## Stated problem
Go through the lines below and copy each one that holds the string "Trabajando".

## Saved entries

** BEGIN **

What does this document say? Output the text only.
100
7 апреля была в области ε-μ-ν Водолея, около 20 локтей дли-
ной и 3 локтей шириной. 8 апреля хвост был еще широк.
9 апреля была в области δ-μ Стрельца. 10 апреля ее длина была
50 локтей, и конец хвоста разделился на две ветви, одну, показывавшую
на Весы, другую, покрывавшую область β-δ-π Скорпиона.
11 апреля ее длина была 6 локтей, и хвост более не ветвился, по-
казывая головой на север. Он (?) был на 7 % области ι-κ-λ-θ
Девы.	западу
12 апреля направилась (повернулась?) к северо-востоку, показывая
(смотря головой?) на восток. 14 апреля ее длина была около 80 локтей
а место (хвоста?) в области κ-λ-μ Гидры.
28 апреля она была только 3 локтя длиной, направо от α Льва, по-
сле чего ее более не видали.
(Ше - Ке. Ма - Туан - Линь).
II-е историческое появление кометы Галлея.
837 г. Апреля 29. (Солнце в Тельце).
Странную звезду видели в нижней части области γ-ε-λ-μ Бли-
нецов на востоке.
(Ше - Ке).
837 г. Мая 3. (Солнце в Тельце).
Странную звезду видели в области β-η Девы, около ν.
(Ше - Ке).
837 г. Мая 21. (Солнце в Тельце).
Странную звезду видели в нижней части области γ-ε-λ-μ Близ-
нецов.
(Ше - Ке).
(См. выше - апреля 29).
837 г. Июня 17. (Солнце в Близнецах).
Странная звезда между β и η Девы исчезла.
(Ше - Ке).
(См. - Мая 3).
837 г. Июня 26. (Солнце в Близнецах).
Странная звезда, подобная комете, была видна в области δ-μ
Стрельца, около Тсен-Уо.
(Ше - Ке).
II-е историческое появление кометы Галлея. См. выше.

** END **
** BEGIN **

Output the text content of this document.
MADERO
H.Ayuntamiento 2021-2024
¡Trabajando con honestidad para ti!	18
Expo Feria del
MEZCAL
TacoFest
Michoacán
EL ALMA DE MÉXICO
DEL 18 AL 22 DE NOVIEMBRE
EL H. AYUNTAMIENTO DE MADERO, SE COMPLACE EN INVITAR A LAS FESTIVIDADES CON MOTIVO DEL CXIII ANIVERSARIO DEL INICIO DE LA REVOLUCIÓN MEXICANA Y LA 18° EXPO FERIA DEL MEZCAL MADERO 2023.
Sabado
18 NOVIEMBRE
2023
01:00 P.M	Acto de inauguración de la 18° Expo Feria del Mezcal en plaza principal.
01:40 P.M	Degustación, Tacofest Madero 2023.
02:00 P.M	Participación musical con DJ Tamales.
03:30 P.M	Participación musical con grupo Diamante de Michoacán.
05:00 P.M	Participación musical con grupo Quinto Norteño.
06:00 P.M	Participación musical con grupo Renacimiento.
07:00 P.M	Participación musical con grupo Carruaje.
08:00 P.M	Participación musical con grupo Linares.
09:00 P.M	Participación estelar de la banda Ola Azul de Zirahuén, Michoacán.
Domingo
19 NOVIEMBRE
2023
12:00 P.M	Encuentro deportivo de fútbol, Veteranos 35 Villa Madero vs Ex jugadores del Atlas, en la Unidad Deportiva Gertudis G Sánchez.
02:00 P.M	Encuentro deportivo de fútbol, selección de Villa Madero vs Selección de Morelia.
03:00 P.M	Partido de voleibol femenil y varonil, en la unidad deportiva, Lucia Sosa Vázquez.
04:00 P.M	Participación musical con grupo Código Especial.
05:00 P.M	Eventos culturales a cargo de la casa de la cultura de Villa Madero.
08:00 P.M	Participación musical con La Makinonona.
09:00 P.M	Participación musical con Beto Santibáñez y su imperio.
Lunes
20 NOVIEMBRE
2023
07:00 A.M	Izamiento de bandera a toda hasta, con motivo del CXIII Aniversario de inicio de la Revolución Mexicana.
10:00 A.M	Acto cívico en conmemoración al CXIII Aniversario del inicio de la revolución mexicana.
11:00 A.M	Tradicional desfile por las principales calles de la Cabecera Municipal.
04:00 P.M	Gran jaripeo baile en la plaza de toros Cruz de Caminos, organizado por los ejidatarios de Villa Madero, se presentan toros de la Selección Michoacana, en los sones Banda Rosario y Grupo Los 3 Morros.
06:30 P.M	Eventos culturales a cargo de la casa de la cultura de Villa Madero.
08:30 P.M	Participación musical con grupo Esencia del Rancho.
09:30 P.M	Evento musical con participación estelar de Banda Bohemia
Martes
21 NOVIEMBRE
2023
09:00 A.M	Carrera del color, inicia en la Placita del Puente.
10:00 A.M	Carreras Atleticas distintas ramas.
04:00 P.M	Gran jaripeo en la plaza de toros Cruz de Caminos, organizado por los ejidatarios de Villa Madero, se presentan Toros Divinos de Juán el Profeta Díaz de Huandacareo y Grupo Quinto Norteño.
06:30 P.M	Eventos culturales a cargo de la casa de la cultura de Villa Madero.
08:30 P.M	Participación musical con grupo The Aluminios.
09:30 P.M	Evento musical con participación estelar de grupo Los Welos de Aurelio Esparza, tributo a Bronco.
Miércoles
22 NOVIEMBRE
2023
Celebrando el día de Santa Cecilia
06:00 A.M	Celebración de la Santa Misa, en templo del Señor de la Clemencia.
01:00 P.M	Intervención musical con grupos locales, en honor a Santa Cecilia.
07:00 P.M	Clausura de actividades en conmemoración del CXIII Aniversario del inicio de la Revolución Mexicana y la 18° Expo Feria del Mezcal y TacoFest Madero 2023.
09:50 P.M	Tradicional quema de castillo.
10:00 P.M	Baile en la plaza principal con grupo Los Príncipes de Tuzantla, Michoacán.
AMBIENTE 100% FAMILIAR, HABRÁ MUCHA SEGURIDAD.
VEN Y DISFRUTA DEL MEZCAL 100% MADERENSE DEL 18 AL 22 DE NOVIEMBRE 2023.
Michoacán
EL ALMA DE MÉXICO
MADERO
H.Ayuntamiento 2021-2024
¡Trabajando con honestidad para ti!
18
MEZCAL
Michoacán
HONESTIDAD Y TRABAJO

** END **
** BEGIN **

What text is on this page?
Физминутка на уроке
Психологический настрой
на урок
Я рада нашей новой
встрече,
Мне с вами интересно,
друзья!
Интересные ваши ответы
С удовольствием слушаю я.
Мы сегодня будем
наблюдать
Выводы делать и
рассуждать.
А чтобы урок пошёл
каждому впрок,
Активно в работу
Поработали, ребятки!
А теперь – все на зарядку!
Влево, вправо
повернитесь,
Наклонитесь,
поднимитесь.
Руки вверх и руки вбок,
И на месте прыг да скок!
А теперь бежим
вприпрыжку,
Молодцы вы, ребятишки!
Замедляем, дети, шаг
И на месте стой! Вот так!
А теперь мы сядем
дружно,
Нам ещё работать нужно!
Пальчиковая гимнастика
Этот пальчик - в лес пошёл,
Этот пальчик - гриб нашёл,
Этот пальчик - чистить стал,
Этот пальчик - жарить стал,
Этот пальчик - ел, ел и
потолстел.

** END **

## The completed task
¡Trabajando con honestidad para ti!	18
¡Trabajando con honestidad para ti!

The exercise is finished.